:: DATA LINES ::

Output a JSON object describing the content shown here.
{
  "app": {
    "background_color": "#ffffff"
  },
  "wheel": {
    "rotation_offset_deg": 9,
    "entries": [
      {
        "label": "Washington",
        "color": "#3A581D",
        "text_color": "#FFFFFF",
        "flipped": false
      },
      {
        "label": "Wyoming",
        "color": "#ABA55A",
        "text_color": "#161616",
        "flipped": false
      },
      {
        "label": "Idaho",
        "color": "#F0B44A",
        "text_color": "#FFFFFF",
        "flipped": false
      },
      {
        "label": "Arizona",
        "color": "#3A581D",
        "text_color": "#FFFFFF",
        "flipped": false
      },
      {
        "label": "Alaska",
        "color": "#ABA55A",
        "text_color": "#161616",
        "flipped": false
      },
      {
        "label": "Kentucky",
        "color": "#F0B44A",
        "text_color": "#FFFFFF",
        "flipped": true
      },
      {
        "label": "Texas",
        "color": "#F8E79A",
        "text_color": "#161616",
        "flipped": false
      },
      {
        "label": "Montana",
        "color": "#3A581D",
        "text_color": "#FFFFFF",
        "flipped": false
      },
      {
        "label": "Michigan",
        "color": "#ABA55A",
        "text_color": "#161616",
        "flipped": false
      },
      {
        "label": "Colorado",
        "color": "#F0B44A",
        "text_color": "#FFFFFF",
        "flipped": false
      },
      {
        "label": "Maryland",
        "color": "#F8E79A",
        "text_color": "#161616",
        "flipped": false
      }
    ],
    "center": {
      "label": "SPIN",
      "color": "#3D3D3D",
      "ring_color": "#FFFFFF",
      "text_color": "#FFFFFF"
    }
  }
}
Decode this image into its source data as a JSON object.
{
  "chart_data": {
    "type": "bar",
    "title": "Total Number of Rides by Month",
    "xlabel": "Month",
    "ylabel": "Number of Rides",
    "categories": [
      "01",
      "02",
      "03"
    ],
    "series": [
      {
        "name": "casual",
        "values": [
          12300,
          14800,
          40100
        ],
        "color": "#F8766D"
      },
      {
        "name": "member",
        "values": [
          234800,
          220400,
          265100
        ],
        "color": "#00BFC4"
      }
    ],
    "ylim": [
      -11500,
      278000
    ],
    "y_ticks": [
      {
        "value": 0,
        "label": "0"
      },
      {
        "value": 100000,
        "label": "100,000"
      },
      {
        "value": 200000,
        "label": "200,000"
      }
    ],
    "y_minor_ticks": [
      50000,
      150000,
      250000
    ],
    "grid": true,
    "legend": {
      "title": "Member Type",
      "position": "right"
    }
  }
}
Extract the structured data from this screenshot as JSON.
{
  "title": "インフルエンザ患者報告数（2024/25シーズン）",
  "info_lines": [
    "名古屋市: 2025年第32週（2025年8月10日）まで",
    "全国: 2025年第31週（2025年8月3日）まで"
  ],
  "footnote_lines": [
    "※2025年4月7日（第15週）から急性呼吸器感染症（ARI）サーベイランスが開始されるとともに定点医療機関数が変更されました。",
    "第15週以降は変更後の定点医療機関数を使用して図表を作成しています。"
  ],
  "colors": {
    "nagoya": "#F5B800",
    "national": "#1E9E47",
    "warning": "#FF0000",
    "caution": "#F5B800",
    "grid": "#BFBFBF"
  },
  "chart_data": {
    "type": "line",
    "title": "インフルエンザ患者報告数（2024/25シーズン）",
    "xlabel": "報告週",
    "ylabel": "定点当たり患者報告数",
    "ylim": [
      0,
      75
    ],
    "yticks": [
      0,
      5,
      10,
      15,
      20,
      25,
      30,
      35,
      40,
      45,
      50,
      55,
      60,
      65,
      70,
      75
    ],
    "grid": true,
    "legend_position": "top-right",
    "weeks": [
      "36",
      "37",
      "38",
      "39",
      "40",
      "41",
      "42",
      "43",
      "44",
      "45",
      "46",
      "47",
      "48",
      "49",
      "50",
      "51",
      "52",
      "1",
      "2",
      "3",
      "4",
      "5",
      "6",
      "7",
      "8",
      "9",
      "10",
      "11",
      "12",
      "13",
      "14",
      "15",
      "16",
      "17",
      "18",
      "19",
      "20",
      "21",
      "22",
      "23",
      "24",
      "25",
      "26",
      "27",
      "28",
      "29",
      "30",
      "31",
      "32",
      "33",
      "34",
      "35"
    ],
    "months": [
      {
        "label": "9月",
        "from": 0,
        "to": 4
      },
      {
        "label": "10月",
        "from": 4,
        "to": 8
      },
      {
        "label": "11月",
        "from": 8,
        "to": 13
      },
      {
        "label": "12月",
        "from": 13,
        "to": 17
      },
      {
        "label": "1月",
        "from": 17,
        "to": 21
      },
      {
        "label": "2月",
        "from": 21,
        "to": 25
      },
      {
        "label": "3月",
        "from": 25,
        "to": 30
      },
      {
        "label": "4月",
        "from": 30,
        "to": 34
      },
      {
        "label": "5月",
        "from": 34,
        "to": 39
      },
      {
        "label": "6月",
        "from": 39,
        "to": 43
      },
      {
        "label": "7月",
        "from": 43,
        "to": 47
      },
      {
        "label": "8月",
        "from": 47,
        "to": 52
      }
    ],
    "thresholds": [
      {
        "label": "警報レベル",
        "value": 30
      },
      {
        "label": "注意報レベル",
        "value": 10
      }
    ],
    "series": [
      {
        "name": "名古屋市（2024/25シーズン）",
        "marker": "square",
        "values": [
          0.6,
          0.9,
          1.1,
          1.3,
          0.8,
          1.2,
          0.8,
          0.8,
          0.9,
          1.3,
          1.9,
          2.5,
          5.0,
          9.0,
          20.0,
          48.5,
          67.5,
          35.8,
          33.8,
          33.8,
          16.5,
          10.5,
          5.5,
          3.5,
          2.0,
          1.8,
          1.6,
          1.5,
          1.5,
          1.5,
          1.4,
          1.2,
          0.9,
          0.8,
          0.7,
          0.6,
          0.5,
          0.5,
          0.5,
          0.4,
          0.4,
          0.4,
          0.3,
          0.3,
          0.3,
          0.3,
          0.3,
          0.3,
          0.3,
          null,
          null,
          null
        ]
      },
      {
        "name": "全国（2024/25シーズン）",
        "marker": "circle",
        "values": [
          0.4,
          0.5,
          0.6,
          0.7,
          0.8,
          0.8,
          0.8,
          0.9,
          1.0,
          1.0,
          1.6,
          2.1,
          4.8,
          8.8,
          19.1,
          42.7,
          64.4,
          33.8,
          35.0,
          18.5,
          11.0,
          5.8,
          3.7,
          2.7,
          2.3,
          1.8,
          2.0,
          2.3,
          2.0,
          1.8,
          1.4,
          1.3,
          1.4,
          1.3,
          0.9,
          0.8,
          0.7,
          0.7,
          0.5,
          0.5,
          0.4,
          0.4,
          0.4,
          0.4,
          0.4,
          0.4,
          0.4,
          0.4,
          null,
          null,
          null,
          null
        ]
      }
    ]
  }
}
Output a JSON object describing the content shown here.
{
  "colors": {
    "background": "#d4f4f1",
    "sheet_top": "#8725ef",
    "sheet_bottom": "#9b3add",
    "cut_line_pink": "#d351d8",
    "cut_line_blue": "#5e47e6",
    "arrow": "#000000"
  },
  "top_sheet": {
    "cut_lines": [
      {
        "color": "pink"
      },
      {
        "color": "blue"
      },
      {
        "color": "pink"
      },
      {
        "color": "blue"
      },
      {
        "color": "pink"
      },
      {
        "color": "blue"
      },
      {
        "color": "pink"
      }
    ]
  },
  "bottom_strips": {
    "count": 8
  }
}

:::

TASK -> Return every record, word for word.

TASK RESULT ->
Output a JSON object describing the content shown here.
{
  "app": {
    "background_color": "#ffffff"
  },
  "wheel": {
    "rotation_offset_deg": 9,
    "entries": [
      {
        "label": "Washington",
        "color": "#3A581D",
        "text_color": "#FFFFFF",
        "flipped": false
      },
      {
        "label": "Wyoming",
        "color": "#ABA55A",
        "text_color": "#161616",
        "flipped": false
      },
      {
        "label": "Idaho",
        "color": "#F0B44A",
        "text_color": "#FFFFFF",
        "flipped": false
      },
      {
        "label": "Arizona",
        "color": "#3A581D",
        "text_color": "#FFFFFF",
        "flipped": false
      },
      {
        "label": "Alaska",
        "color": "#ABA55A",
        "text_color": "#161616",
        "flipped": false
      },
      {
        "label": "Kentucky",
        "color": "#F0B44A",
        "text_color": "#FFFFFF",
        "flipped": true
      },
      {
        "label": "Texas",
        "color": "#F8E79A",
        "text_color": "#161616",
        "flipped": false
      },
      {
        "label": "Montana",
        "color": "#3A581D",
        "text_color": "#FFFFFF",
        "flipped": false
      },
      {
        "label": "Michigan",
        "color": "#ABA55A",
        "text_color": "#161616",
        "flipped": false
      },
      {
        "label": "Colorado",
        "color": "#F0B44A",
        "text_color": "#FFFFFF",
        "flipped": false
      },
      {
        "label": "Maryland",
        "color": "#F8E79A",
        "text_color": "#161616",
        "flipped": false
      }
    ],
    "center": {
      "label": "SPIN",
      "color": "#3D3D3D",
      "ring_color": "#FFFFFF",
      "text_color": "#FFFFFF"
    }
  }
}
Decode this image into its source data as a JSON object.
{
  "chart_data": {
    "type": "bar",
    "title": "Total Number of Rides by Month",
    "xlabel": "Month",
    "ylabel": "Number of Rides",
    "categories": [
      "01",
      "02",
      "03"
    ],
    "series": [
      {
        "name": "casual",
        "values": [
          12300,
          14800,
          40100
        ],
        "color": "#F8766D"
      },
      {
        "name": "member",
        "values": [
          234800,
          220400,
          265100
        ],
        "color": "#00BFC4"
      }
    ],
    "ylim": [
      -11500,
      278000
    ],
    "y_ticks": [
      {
        "value": 0,
        "label": "0"
      },
      {
        "value": 100000,
        "label": "100,000"
      },
      {
        "value": 200000,
        "label": "200,000"
      }
    ],
    "y_minor_ticks": [
      50000,
      150000,
      250000
    ],
    "grid": true,
    "legend": {
      "title": "Member Type",
      "position": "right"
    }
  }
}
Extract the structured data from this screenshot as JSON.
{
  "title": "インフルエンザ患者報告数（2024/25シーズン）",
  "info_lines": [
    "名古屋市: 2025年第32週（2025年8月10日）まで",
    "全国: 2025年第31週（2025年8月3日）まで"
  ],
  "footnote_lines": [
    "※2025年4月7日（第15週）から急性呼吸器感染症（ARI）サーベイランスが開始されるとともに定点医療機関数が変更されました。",
    "第15週以降は変更後の定点医療機関数を使用して図表を作成しています。"
  ],
  "colors": {
    "nagoya": "#F5B800",
    "national": "#1E9E47",
    "warning": "#FF0000",
    "caution": "#F5B800",
    "grid": "#BFBFBF"
  },
  "chart_data": {
    "type": "line",
    "title": "インフルエンザ患者報告数（2024/25シーズン）",
    "xlabel": "報告週",
    "ylabel": "定点当たり患者報告数",
    "ylim": [
      0,
      75
    ],
    "yticks": [
      0,
      5,
      10,
      15,
      20,
      25,
      30,
      35,
      40,
      45,
      50,
      55,
      60,
      65,
      70,
      75
    ],
    "grid": true,
    "legend_position": "top-right",
    "weeks": [
      "36",
      "37",
      "38",
      "39",
      "40",
      "41",
      "42",
      "43",
      "44",
      "45",
      "46",
      "47",
      "48",
      "49",
      "50",
      "51",
      "52",
      "1",
      "2",
      "3",
      "4",
      "5",
      "6",
      "7",
      "8",
      "9",
      "10",
      "11",
      "12",
      "13",
      "14",
      "15",
      "16",
      "17",
      "18",
      "19",
      "20",
      "21",
      "22",
      "23",
      "24",
      "25",
      "26",
      "27",
      "28",
      "29",
      "30",
      "31",
      "32",
      "33",
      "34",
      "35"
    ],
    "months": [
      {
        "label": "9月",
        "from": 0,
        "to": 4
      },
      {
        "label": "10月",
        "from": 4,
        "to": 8
      },
      {
        "label": "11月",
        "from": 8,
        "to": 13
      },
      {
        "label": "12月",
        "from": 13,
        "to": 17
      },
      {
        "label": "1月",
        "from": 17,
        "to": 21
      },
      {
        "label": "2月",
        "from": 21,
        "to": 25
      },
      {
        "label": "3月",
        "from": 25,
        "to": 30
      },
      {
        "label": "4月",
        "from": 30,
        "to": 34
      },
      {
        "label": "5月",
        "from": 34,
        "to": 39
      },
      {
        "label": "6月",
        "from": 39,
        "to": 43
      },
      {
        "label": "7月",
        "from": 43,
        "to": 47
      },
      {
        "label": "8月",
        "from": 47,
        "to": 52
      }
    ],
    "thresholds": [
      {
        "label": "警報レベル",
        "value": 30
      },
      {
        "label": "注意報レベル",
        "value": 10
      }
    ],
    "series": [
      {
        "name": "名古屋市（2024/25シーズン）",
        "marker": "square",
        "values": [
          0.6,
          0.9,
          1.1,
          1.3,
          0.8,
          1.2,
          0.8,
          0.8,
          0.9,
          1.3,
          1.9,
          2.5,
          5.0,
          9.0,
          20.0,
          48.5,
          67.5,
          35.8,
          33.8,
          33.8,
          16.5,
          10.5,
          5.5,
          3.5,
          2.0,
          1.8,
          1.6,
          1.5,
          1.5,
          1.5,
          1.4,
          1.2,
          0.9,
          0.8,
          0.7,
          0.6,
          0.5,
          0.5,
          0.5,
          0.4,
          0.4,
          0.4,
          0.3,
          0.3,
          0.3,
          0.3,
          0.3,
          0.3,
          0.3,
          null,
          null,
          null
        ]
      },
      {
        "name": "全国（2024/25シーズン）",
        "marker": "circle",
        "values": [
          0.4,
          0.5,
          0.6,
          0.7,
          0.8,
          0.8,
          0.8,
          0.9,
          1.0,
          1.0,
          1.6,
          2.1,
          4.8,
          8.8,
          19.1,
          42.7,
          64.4,
          33.8,
          35.0,
          18.5,
          11.0,
          5.8,
          3.7,
          2.7,
          2.3,
          1.8,
          2.0,
          2.3,
          2.0,
          1.8,
          1.4,
          1.3,
          1.4,
          1.3,
          0.9,
          0.8,
          0.7,
          0.7,
          0.5,
          0.5,
          0.4,
          0.4,
          0.4,
          0.4,
          0.4,
          0.4,
          0.4,
          0.4,
          null,
          null,
          null,
          null
        ]
      }
    ]
  }
}
Output a JSON object describing the content shown here.
{
  "colors": {
    "background": "#d4f4f1",
    "sheet_top": "#8725ef",
    "sheet_bottom": "#9b3add",
    "cut_line_pink": "#d351d8",
    "cut_line_blue": "#5e47e6",
    "arrow": "#000000"
  },
  "top_sheet": {
    "cut_lines": [
      {
        "color": "pink"
      },
      {
        "color": "blue"
      },
      {
        "color": "pink"
      },
      {
        "color": "blue"
      },
      {
        "color": "pink"
      },
      {
        "color": "blue"
      },
      {
        "color": "pink"
      }
    ]
  },
  "bottom_strips": {
    "count": 8
  }
}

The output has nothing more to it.